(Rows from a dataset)

——

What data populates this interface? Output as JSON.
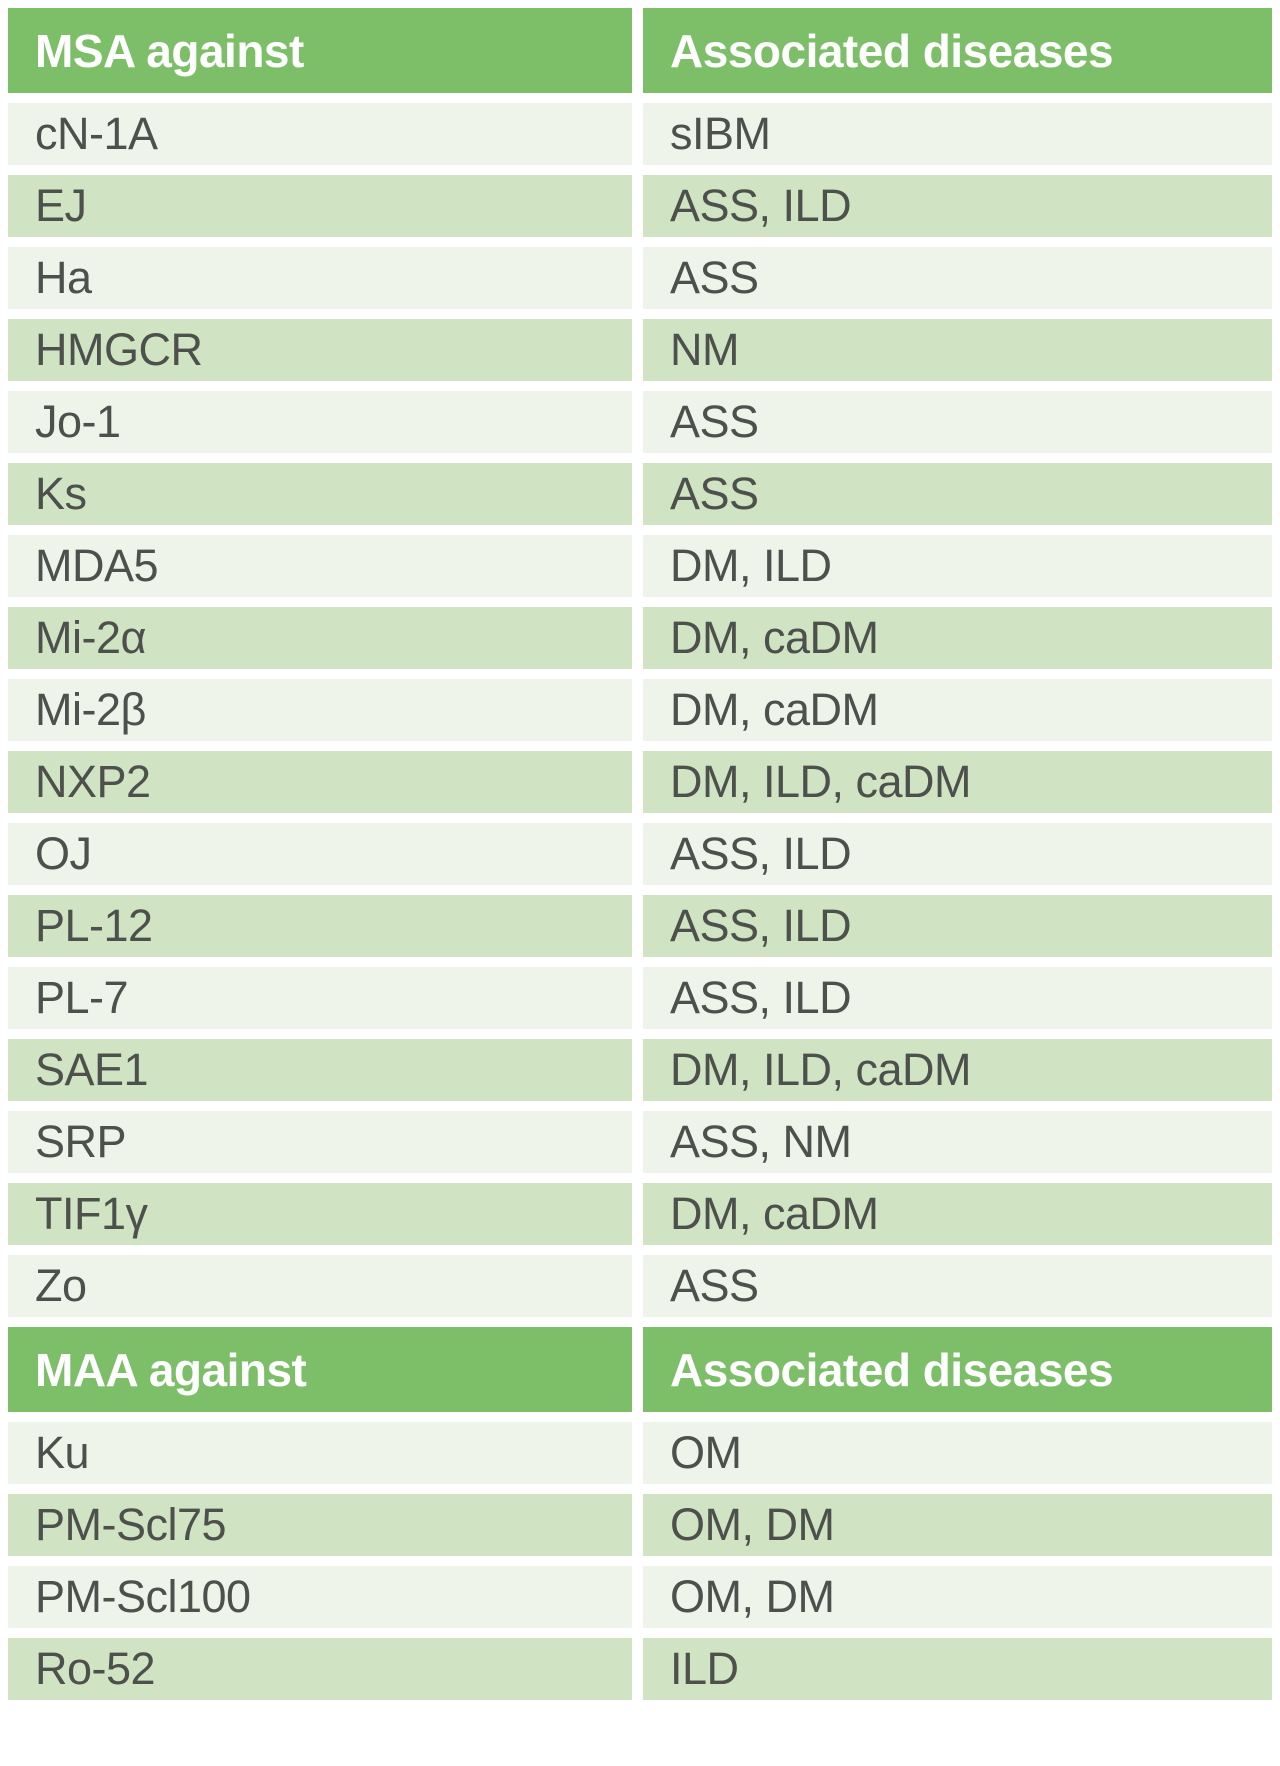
{
  "chart_data": {
    "type": "table",
    "sections": [
      {
        "columns": [
          "MSA against",
          "Associated diseases"
        ],
        "rows": [
          [
            "cN-1A",
            "sIBM"
          ],
          [
            "EJ",
            "ASS, ILD"
          ],
          [
            "Ha",
            "ASS"
          ],
          [
            "HMGCR",
            "NM"
          ],
          [
            "Jo-1",
            "ASS"
          ],
          [
            "Ks",
            "ASS"
          ],
          [
            "MDA5",
            "DM, ILD"
          ],
          [
            "Mi-2α",
            "DM, caDM"
          ],
          [
            "Mi-2β",
            "DM, caDM"
          ],
          [
            "NXP2",
            "DM, ILD, caDM"
          ],
          [
            "OJ",
            "ASS, ILD"
          ],
          [
            "PL-12",
            "ASS, ILD"
          ],
          [
            "PL-7",
            "ASS, ILD"
          ],
          [
            "SAE1",
            "DM, ILD, caDM"
          ],
          [
            "SRP",
            "ASS, NM"
          ],
          [
            "TIF1γ",
            "DM, caDM"
          ],
          [
            "Zo",
            "ASS"
          ]
        ]
      },
      {
        "columns": [
          "MAA against",
          "Associated diseases"
        ],
        "rows": [
          [
            "Ku",
            "OM"
          ],
          [
            "PM-Scl75",
            "OM, DM"
          ],
          [
            "PM-Scl100",
            "OM, DM"
          ],
          [
            "Ro-52",
            "ILD"
          ]
        ]
      }
    ],
    "layout": {
      "row_striping": [
        "light",
        "green"
      ],
      "header_repeats_per_section": true
    },
    "colors": {
      "header_bg": "#7DBF69",
      "row_light_bg": "#EFF4EA",
      "row_green_bg": "#D0E4C3",
      "header_text": "#FFFFFF",
      "cell_text": "#4D504C",
      "page_background": "#FFFFFF"
    }
  }
}
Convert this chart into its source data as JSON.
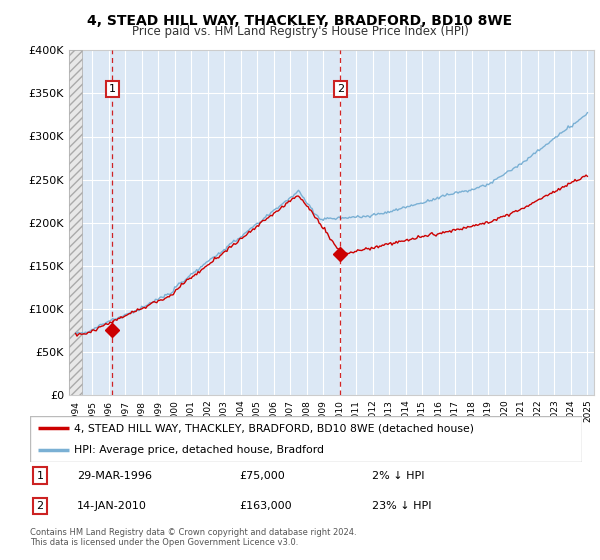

——

**PROBLEM**
Using the records above, gather all lines where the string "this" is present.

**ANSWER TO THE TASK**
What data populates this interface? Output as JSON.
Convert this chart into its source data as JSON.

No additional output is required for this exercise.